=== WHAT YOU HAVE TO DO ===
Go through the material and tally the lines containing the string "Hamburger". Give the total alone.

=== EXERCISE DATA ===
◇ ◇ ◇

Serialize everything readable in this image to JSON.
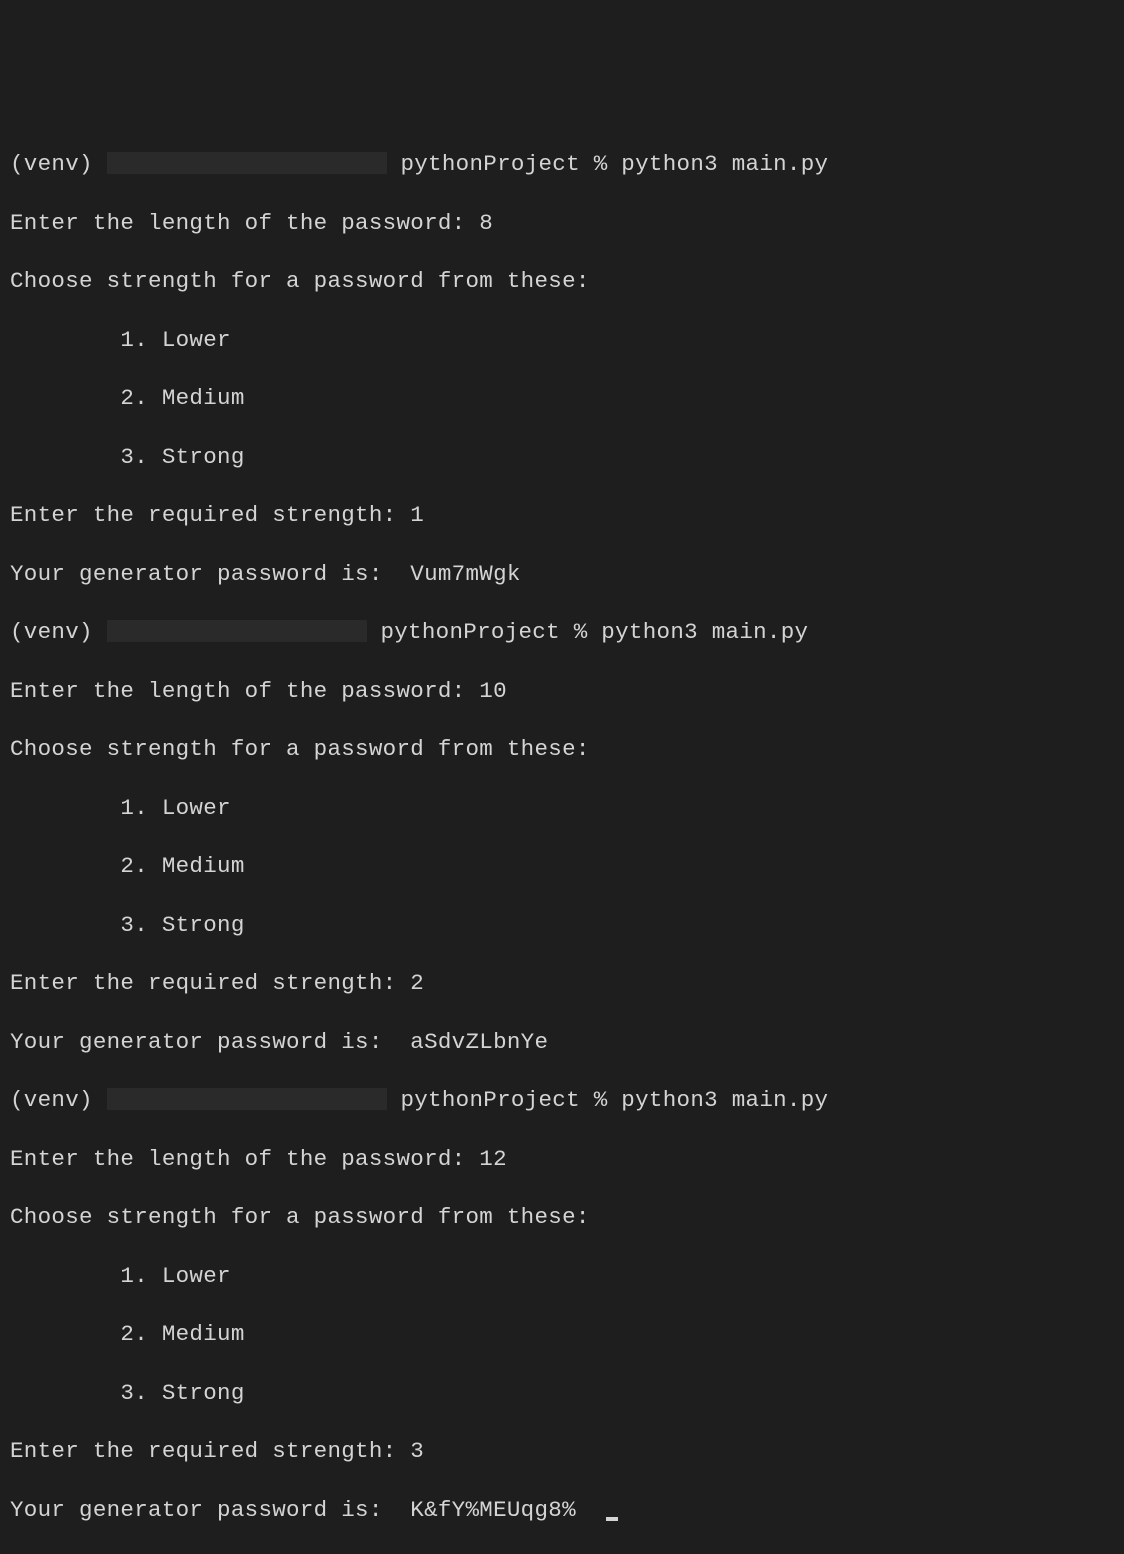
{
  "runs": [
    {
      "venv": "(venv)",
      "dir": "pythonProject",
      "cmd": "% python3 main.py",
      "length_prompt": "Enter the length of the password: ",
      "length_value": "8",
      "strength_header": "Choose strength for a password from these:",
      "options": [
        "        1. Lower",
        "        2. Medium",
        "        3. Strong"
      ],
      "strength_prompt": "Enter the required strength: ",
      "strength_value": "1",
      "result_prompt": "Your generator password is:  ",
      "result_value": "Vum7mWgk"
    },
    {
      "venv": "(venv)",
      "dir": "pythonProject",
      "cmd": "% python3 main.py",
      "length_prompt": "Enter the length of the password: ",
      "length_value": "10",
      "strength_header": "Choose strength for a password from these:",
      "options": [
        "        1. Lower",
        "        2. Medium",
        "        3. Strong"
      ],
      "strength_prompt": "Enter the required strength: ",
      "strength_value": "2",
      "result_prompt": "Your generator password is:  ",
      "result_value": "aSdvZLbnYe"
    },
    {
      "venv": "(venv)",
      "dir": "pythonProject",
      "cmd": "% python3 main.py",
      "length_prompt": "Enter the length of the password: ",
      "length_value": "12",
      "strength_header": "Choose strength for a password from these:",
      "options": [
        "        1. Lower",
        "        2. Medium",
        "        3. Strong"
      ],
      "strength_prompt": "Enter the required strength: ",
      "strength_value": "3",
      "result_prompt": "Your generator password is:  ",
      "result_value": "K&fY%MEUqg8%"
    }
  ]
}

◇ ◇ ◇

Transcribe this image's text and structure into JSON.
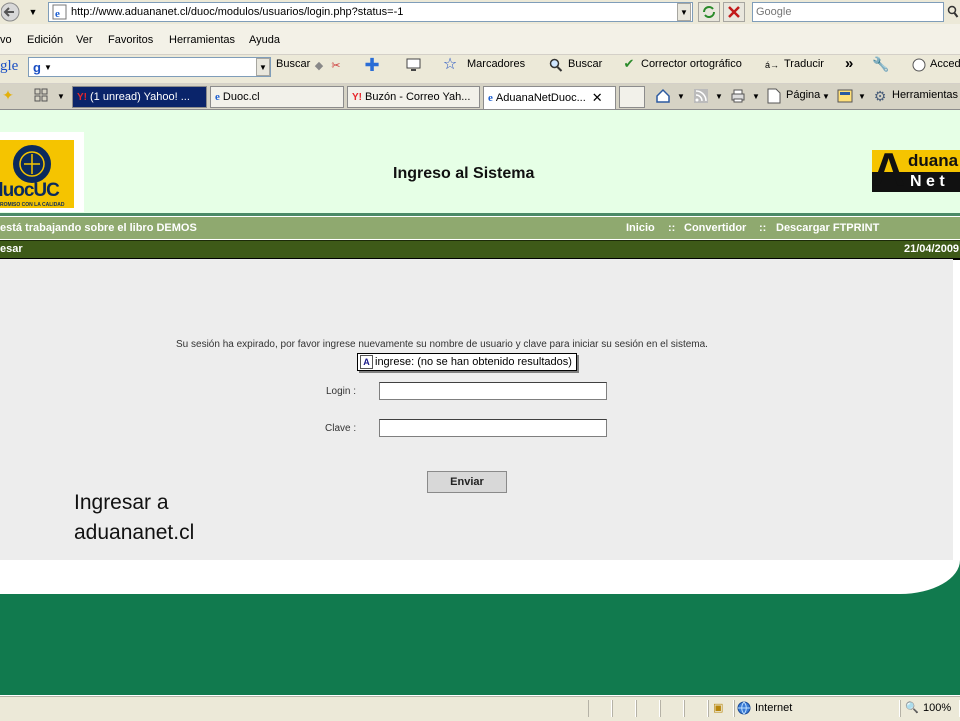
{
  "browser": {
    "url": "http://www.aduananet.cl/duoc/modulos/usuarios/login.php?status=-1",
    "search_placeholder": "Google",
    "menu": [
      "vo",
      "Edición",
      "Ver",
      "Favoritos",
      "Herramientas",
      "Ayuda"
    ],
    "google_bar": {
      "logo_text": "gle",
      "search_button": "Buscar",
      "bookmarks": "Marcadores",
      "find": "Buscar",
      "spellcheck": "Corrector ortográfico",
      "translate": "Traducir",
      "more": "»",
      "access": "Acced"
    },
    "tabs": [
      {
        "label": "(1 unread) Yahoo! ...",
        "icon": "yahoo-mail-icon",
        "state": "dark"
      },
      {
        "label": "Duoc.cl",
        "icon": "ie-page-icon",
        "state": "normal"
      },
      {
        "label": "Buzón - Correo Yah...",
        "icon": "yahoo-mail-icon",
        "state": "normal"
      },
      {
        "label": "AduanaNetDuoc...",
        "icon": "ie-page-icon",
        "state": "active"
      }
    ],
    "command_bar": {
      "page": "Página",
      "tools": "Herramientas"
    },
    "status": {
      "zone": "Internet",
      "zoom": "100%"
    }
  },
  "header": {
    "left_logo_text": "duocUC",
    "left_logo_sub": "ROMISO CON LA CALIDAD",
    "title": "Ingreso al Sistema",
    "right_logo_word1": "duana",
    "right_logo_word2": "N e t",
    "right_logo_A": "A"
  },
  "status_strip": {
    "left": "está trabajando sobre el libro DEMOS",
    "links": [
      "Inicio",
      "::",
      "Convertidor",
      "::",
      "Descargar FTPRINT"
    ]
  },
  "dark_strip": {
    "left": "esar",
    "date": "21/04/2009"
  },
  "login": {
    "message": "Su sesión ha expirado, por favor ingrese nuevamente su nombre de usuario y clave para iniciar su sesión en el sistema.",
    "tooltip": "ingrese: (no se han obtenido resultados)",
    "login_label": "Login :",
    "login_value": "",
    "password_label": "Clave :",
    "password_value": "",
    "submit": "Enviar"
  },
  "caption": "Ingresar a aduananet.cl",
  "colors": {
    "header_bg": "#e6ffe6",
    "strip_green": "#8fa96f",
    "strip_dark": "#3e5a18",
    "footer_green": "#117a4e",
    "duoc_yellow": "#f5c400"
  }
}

◇ ◇ ◇

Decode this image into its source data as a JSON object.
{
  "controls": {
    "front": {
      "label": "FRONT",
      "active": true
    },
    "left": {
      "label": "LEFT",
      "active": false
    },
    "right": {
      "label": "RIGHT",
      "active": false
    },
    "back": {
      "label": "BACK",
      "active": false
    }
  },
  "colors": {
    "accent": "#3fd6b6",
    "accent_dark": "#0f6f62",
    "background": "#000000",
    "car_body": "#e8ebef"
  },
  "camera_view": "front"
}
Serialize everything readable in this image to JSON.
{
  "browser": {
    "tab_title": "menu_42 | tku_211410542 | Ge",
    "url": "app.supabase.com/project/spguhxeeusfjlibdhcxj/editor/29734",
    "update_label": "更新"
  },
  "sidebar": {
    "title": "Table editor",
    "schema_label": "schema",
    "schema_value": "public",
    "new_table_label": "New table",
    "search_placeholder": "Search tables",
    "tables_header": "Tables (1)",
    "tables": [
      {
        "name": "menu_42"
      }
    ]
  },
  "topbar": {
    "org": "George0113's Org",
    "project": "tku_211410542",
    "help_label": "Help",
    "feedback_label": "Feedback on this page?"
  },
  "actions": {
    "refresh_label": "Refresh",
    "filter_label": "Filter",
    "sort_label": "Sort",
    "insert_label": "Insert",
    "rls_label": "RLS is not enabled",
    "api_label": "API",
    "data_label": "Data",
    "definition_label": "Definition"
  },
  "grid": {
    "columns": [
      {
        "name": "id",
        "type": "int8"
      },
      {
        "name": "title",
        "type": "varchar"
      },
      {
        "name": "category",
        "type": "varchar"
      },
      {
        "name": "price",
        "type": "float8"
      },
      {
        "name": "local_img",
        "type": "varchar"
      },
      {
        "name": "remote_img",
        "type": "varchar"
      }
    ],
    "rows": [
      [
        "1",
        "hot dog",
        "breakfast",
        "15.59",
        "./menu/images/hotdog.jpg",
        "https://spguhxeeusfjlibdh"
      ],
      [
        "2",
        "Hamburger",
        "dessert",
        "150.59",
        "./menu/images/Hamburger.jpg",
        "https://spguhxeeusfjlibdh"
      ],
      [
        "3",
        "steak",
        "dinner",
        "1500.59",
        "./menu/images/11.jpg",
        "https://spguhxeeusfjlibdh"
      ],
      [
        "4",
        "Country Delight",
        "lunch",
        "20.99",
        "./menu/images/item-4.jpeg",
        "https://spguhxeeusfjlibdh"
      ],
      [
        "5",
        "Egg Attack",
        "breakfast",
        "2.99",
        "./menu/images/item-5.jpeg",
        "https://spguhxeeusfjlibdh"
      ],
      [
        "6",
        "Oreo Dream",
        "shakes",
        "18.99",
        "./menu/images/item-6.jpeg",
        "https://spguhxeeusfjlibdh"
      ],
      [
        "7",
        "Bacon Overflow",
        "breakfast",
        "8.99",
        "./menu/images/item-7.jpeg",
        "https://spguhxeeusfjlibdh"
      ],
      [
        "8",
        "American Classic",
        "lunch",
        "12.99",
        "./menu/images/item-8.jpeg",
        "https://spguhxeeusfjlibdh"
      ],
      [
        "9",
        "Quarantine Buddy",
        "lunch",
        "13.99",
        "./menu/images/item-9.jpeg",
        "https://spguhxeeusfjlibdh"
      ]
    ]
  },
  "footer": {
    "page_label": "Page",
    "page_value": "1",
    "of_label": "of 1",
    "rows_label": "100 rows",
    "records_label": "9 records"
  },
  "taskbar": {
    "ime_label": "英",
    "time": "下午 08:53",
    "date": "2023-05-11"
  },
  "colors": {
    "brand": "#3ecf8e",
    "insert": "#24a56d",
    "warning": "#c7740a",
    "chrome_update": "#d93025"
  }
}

◇ ◇ ◇

=== ANSWER TO THE PROBLEM ===
2